Section 2, “Long-Term Sentencing, Illusions of Safety, and the Pursuit of Toughness,” sketches an
architecture of long-term sentencing, revealing how it serves as an insidious pillar of targeted
criminalization. Authors, both incarcerated and in the free world, delve into the histories and
mechanisms of long-term sentencing and explore the intersecting, insistent, and violence-producing
measures of “toughness” that continue to drive punitive US policies, discourse, and ideology.
I n section 3, “For Feminist Freedoms: Confronting Misogyny and White Supremacy through
Abolition Politics and Anticapitalist Practices,” writers reveal how long-term sentencing—as a
product of white supremacy and heteropatriarchy—perpetuates racialized, heterogendered norms.
Contributions in this section urge a critical analysis of the carceral state from a feminist, abolitionist
lens, as well as reimaginings of justice in the form of community accountability and abolitionist
praxis.
Section 4, “Building Resistance for the Long Term,” draws on the accumulated wisdom and
creativity of organizers—incarcerated, formerly incarcerated, and in the free world—to fashion
strategies for resistance and plans for abolitionist work. Centering love and grassroots organizing,
these narratives highlight how long-term solidarities and commitments are fundamental to the
movement’s survival and growth.
Finally, section 5, “Litanies for Survival,” offers essays, personal testimonies, and a poem to
illustrate how people who are incarcerated and their loved ones endure and resist long sentences
while sustaining and nurturing their collective humanity.
The coeditors of The Long Term: Resisting Life Sentences, Working Toward Freedom see this
collection as a step along the way to building the world we want to live in. Still, even with

contributions from a wide range of people who have survived or resisted the long-term sentence, the
narratives in this book do not capture the breadth or depth of work on long-term sentences. That is not
possible. We are still learning “how to talk about prisons as institutions that collect and hide away
the people whom society treats as its refuse,” as Angela Davis says.30 What this collection does
represent is a refusal to discard those who are incarcerated and an insistence on growing a shared
abolitionist politic and practice. Beyond catalyzing dialogue, we hope these readings deepen already
existing work, enable people to build new networks, and provoke other lines of analysis and fresh
solidarities.
There is no seminar, rally, checklist, or course to keep us on the path to getting and staying free,
but our campaigns and struggles, however intimately they transpire, must be generous, collective,
radical, and public.

**What is needed**
In the passage describing the sections of The Long Term, what does section 5, "Litanies for Survival," offer?

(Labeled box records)
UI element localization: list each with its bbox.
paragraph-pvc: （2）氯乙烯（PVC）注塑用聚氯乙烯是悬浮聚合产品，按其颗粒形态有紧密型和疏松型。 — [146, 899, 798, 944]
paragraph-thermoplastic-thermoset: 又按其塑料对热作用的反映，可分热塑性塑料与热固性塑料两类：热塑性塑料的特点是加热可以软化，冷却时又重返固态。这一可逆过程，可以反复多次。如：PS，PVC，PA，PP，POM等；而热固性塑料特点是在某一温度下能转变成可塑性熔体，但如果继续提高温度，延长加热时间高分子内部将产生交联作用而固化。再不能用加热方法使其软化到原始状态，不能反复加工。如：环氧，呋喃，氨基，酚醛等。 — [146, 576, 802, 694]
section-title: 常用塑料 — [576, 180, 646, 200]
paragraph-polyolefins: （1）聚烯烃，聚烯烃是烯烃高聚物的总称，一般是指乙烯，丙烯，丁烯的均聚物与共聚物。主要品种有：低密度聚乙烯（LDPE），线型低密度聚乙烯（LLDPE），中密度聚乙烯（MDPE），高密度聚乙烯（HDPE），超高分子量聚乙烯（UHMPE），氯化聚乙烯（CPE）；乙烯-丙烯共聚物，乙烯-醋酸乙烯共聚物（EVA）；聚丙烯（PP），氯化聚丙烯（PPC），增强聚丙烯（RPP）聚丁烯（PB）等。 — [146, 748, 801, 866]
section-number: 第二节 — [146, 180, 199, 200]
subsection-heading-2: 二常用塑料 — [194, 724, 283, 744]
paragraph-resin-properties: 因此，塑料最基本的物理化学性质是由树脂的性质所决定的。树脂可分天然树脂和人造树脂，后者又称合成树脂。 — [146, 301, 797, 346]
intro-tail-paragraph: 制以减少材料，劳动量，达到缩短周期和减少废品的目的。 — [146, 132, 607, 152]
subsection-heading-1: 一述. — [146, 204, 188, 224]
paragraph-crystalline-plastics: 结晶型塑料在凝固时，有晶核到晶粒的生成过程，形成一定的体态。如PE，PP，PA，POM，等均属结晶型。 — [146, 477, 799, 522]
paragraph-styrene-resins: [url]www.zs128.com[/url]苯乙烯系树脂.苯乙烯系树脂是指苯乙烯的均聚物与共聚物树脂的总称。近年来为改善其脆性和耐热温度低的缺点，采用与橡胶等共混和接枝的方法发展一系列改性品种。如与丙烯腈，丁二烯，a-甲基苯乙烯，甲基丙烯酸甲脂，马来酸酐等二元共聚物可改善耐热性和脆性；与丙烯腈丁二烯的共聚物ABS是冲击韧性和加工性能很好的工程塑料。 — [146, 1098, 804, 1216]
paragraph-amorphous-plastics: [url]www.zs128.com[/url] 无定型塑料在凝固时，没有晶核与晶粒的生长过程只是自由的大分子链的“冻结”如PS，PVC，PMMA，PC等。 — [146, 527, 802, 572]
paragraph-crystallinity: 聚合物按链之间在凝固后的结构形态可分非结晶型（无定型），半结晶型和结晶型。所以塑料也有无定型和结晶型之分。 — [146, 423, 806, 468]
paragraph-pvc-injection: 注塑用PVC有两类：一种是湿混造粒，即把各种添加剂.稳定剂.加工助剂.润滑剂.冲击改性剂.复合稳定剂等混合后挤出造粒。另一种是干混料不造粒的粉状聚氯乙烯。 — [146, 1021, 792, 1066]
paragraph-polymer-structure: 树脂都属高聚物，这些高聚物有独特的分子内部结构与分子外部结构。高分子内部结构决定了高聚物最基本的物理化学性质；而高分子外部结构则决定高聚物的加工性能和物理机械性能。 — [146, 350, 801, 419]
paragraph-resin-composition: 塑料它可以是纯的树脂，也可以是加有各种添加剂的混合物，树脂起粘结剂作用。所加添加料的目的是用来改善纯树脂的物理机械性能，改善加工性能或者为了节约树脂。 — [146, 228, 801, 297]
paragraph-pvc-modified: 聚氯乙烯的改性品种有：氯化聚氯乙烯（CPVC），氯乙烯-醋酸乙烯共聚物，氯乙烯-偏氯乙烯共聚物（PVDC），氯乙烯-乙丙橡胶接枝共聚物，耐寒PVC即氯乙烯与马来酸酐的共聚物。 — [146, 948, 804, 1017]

**Final answer**
Essays, personal testimonies, and a poem.